Extracted data entries
--------------------------------------------------
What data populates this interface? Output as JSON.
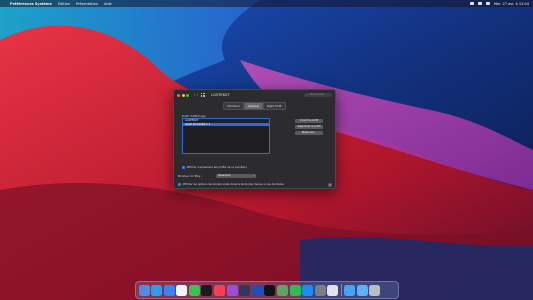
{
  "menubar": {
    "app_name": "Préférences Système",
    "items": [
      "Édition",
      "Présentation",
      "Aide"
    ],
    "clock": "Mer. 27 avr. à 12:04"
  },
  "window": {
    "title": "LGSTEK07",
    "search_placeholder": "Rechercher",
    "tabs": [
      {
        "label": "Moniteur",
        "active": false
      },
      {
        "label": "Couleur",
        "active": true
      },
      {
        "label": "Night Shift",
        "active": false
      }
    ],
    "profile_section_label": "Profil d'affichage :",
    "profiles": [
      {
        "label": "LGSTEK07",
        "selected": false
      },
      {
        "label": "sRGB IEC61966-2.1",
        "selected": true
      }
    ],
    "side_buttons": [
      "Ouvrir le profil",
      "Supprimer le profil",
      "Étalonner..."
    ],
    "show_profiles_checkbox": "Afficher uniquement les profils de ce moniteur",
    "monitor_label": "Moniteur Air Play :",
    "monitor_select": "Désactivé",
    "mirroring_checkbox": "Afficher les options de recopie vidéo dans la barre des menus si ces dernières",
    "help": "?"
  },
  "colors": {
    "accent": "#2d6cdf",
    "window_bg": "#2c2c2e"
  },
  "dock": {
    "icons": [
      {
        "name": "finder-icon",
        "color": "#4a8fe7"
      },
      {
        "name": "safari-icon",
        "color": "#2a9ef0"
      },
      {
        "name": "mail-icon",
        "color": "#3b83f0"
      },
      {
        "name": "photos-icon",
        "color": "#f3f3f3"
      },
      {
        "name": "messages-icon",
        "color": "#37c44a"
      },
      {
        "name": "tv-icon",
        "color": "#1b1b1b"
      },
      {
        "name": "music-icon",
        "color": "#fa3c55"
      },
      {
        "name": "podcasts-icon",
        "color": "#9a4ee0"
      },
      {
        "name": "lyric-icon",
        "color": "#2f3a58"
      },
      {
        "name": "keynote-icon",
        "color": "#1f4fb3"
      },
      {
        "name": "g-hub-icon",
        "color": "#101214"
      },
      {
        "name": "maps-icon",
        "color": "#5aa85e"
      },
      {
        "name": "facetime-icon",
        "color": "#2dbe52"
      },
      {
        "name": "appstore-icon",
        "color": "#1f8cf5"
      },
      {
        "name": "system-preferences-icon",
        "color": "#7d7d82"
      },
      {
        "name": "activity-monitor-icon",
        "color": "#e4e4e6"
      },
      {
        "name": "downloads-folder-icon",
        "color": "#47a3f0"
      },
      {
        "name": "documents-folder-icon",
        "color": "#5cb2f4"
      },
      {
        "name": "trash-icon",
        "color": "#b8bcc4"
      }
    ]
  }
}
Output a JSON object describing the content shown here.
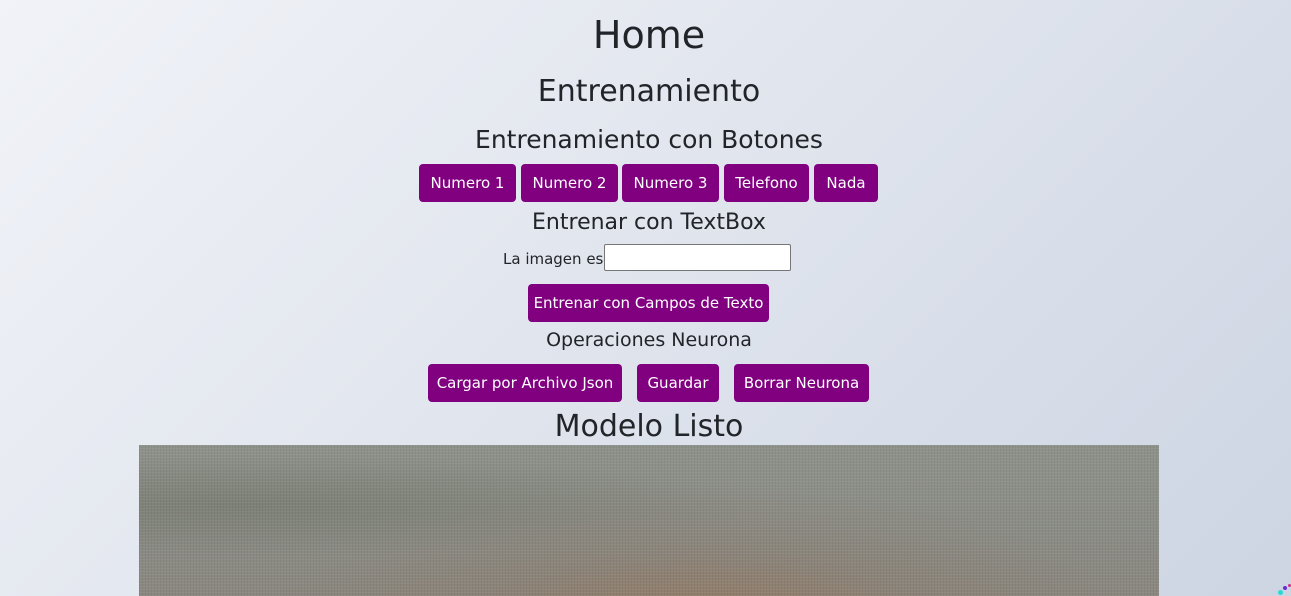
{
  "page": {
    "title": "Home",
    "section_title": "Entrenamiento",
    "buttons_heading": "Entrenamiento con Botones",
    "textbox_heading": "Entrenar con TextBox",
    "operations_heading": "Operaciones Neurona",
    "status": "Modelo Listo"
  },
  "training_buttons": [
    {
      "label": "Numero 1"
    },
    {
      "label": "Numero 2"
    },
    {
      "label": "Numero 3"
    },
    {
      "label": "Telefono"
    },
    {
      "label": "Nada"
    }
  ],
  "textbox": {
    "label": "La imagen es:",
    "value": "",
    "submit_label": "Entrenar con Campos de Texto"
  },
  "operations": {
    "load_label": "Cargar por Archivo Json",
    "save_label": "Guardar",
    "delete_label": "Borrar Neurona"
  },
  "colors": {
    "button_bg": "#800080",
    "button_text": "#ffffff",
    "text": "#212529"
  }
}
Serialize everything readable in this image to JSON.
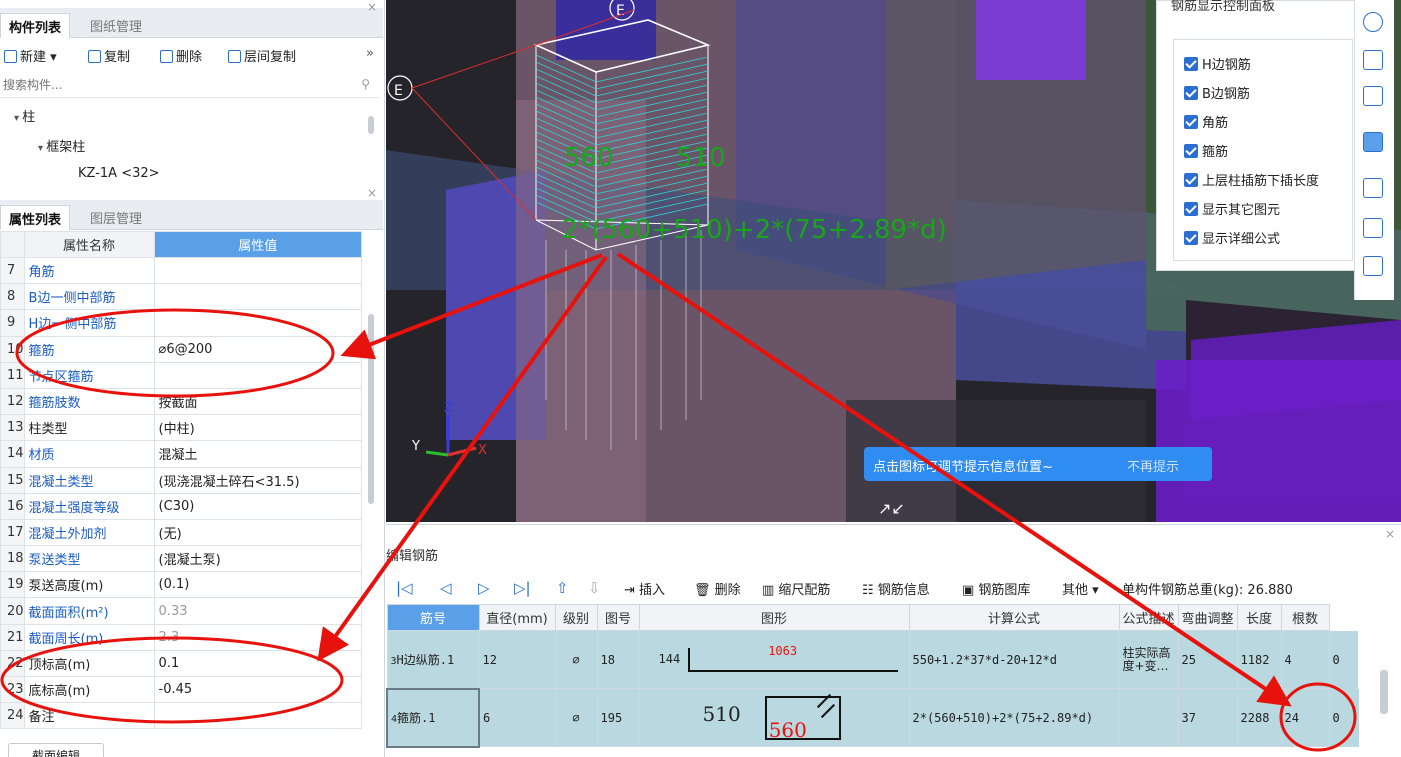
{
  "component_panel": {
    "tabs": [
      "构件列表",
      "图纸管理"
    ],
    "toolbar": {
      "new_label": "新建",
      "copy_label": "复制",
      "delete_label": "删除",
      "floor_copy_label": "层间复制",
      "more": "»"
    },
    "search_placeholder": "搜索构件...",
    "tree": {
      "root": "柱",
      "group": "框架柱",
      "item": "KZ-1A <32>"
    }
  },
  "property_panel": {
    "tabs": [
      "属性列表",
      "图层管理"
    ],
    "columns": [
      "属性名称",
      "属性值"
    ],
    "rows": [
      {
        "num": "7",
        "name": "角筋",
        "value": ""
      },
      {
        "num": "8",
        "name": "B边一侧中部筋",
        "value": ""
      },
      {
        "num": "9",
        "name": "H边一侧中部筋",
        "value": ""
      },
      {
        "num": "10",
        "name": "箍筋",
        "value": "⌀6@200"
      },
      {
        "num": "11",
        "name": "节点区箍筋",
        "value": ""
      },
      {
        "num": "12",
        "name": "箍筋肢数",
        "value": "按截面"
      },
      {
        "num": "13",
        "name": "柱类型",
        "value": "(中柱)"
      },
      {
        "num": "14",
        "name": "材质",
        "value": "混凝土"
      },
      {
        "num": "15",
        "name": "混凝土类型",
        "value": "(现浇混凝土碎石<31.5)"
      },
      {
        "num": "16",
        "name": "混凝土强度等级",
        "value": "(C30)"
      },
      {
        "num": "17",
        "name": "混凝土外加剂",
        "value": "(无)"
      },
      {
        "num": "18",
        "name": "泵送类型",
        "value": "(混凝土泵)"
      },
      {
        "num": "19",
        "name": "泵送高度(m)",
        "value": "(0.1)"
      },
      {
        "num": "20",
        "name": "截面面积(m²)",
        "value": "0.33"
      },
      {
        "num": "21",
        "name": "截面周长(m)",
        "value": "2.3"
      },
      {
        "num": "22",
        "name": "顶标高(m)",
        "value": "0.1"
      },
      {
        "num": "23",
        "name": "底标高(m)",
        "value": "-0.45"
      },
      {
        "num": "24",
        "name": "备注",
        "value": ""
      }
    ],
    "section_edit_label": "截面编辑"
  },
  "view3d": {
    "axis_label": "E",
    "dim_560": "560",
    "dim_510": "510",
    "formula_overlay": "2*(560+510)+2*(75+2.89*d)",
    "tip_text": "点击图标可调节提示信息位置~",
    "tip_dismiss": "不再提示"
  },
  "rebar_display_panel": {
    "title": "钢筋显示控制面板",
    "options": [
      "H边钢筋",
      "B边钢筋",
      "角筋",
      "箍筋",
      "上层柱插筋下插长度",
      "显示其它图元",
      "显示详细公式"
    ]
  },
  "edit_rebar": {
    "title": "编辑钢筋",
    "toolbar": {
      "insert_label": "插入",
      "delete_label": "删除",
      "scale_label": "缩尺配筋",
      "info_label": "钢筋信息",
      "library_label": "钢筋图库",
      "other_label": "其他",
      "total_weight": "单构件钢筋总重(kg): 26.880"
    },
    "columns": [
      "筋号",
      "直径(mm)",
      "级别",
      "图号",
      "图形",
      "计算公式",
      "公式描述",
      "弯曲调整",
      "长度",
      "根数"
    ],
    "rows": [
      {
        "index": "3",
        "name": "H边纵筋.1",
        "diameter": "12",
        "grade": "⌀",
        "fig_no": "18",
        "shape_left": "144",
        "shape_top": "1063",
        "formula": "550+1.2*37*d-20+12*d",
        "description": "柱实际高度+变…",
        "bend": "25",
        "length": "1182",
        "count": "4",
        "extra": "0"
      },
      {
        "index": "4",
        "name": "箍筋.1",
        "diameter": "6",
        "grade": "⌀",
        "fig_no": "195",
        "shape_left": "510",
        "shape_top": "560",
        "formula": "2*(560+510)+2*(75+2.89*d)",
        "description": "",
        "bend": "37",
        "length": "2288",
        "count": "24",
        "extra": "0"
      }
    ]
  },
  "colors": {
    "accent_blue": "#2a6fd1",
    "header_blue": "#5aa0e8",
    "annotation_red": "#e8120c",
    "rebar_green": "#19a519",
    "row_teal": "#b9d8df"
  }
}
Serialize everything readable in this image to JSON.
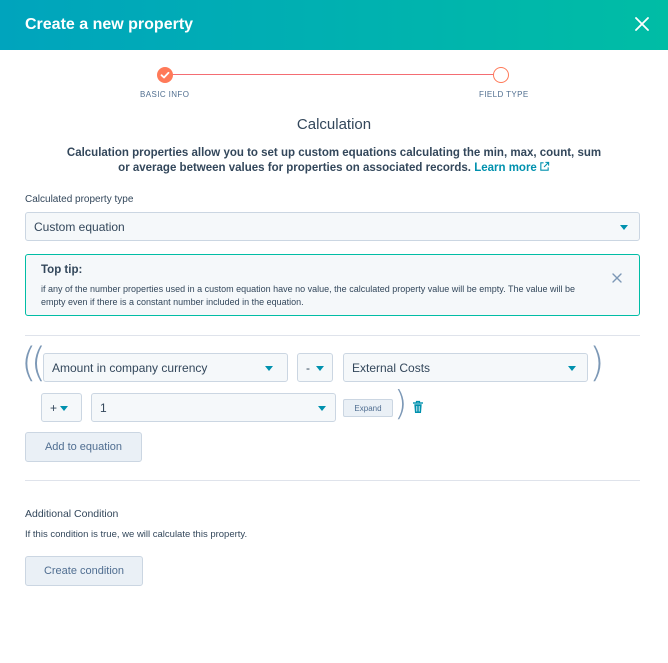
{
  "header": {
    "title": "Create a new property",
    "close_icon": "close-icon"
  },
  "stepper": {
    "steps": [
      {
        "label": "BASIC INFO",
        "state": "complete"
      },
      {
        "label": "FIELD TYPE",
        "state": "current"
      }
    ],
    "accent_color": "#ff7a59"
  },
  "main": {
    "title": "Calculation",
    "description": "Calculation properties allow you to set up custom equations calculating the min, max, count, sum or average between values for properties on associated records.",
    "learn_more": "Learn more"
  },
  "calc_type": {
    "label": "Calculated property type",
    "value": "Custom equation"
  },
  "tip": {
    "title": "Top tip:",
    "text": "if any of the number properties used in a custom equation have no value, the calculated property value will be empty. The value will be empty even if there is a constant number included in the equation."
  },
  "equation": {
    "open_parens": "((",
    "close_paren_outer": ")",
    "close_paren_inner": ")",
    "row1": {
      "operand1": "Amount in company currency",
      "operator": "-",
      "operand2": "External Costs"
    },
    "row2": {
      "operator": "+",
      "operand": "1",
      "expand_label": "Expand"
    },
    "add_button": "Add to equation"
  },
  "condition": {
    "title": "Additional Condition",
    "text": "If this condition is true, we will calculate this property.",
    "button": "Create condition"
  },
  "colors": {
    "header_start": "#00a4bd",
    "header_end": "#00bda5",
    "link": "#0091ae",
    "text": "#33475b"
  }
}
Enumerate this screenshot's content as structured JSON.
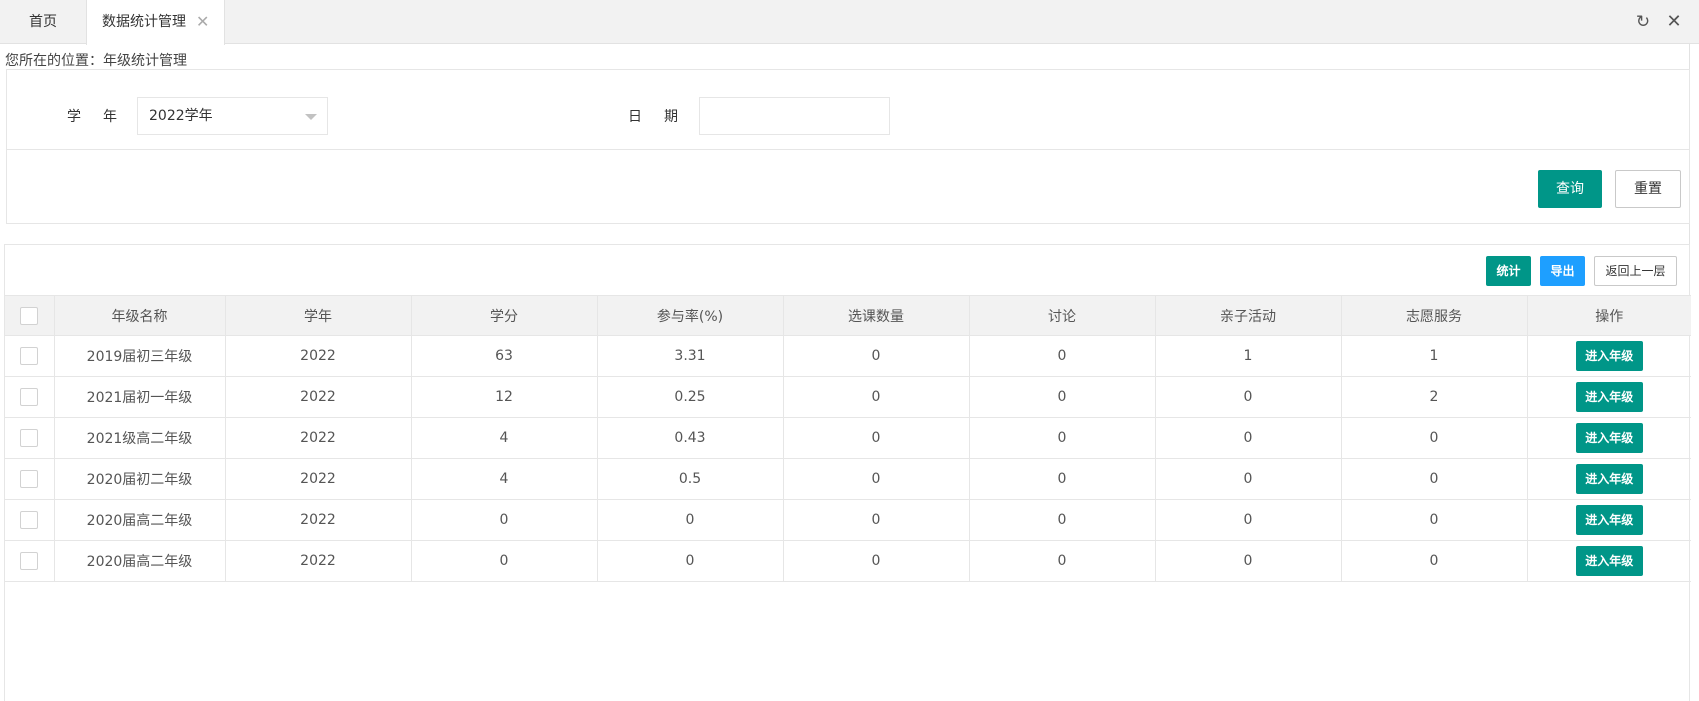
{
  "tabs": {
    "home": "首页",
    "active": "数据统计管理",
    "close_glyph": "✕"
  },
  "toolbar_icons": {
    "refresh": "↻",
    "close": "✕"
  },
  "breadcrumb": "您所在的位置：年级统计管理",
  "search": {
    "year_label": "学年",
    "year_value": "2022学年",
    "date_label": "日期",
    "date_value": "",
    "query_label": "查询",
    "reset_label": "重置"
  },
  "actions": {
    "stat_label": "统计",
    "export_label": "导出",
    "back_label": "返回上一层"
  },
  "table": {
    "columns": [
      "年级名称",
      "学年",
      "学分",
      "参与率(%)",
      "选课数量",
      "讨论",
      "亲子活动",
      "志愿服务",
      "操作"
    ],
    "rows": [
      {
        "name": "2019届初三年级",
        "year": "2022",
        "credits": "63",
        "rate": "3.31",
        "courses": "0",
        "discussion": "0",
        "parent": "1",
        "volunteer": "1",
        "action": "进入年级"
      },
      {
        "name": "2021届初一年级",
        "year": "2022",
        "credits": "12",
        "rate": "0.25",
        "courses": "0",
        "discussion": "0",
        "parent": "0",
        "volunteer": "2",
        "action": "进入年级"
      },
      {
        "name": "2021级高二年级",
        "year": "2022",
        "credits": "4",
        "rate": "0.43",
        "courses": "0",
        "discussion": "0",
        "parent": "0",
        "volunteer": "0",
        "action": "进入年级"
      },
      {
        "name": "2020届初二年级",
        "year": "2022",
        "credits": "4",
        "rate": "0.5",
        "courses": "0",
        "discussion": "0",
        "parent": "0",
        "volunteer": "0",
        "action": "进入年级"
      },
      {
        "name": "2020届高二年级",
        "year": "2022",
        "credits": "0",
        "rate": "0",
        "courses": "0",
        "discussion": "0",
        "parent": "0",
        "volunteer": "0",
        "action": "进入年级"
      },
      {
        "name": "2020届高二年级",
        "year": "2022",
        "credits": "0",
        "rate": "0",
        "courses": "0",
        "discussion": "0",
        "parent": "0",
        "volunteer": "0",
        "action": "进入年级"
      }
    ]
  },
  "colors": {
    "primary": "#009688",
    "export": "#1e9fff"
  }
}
--------------------------------------------------
Problem to solve
Reply with one number only, the count of lines above that hold the string "content".

Full output
2